EXERCISE INSTRUCTIONS |
Type every record exactly as it appears.

[Collected data entries]
________________
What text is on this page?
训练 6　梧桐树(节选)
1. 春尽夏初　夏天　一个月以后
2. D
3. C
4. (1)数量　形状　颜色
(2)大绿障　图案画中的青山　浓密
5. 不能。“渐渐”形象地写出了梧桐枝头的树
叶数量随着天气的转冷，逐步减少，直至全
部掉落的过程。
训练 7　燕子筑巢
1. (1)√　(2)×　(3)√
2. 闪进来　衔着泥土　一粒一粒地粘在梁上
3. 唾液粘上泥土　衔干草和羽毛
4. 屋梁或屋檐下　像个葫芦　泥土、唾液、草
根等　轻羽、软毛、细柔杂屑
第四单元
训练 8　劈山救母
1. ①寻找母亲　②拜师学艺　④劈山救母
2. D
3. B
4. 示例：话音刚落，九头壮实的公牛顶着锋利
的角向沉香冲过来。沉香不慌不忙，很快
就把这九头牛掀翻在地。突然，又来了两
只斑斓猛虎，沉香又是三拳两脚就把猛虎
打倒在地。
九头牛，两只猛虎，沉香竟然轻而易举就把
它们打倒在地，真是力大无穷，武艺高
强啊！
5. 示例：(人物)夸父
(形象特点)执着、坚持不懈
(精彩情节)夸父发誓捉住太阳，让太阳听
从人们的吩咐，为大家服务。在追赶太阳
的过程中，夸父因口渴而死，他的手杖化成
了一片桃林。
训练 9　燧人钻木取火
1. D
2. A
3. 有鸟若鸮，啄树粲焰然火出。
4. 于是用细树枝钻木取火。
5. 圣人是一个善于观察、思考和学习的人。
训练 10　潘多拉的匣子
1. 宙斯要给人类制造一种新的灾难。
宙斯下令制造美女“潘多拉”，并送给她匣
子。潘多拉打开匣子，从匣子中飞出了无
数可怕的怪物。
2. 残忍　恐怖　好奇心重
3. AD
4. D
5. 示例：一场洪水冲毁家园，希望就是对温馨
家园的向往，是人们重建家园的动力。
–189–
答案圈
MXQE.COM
________________
RESULT OF THE TASK |
What text is on this page?
训练 6　梧桐树(节选)
1. 春尽夏初　夏天　一个月以后
2. D
3. C
4. (1)数量　形状　颜色
(2)大绿障　图案画中的青山　浓密
5. 不能。“渐渐”形象地写出了梧桐枝头的树
叶数量随着天气的转冷，逐步减少，直至全
部掉落的过程。
训练 7　燕子筑巢
1. (1)√　(2)×　(3)√
2. 闪进来　衔着泥土　一粒一粒地粘在梁上
3. 唾液粘上泥土　衔干草和羽毛
4. 屋梁或屋檐下　像个葫芦　泥土、唾液、草
根等　轻羽、软毛、细柔杂屑
第四单元
训练 8　劈山救母
1. ①寻找母亲　②拜师学艺　④劈山救母
2. D
3. B
4. 示例：话音刚落，九头壮实的公牛顶着锋利
的角向沉香冲过来。沉香不慌不忙，很快
就把这九头牛掀翻在地。突然，又来了两
只斑斓猛虎，沉香又是三拳两脚就把猛虎
打倒在地。
九头牛，两只猛虎，沉香竟然轻而易举就把
它们打倒在地，真是力大无穷，武艺高
强啊！
5. 示例：(人物)夸父
(形象特点)执着、坚持不懈
(精彩情节)夸父发誓捉住太阳，让太阳听
从人们的吩咐，为大家服务。在追赶太阳
的过程中，夸父因口渴而死，他的手杖化成
了一片桃林。
训练 9　燧人钻木取火
1. D
2. A
3. 有鸟若鸮，啄树粲焰然火出。
4. 于是用细树枝钻木取火。
5. 圣人是一个善于观察、思考和学习的人。
训练 10　潘多拉的匣子
1. 宙斯要给人类制造一种新的灾难。
宙斯下令制造美女“潘多拉”，并送给她匣
子。潘多拉打开匣子，从匣子中飞出了无
数可怕的怪物。
2. 残忍　恐怖　好奇心重
3. AD
4. D
5. 示例：一场洪水冲毁家园，希望就是对温馨
家园的向往，是人们重建家园的动力。
–189–
答案圈
MXQE.COM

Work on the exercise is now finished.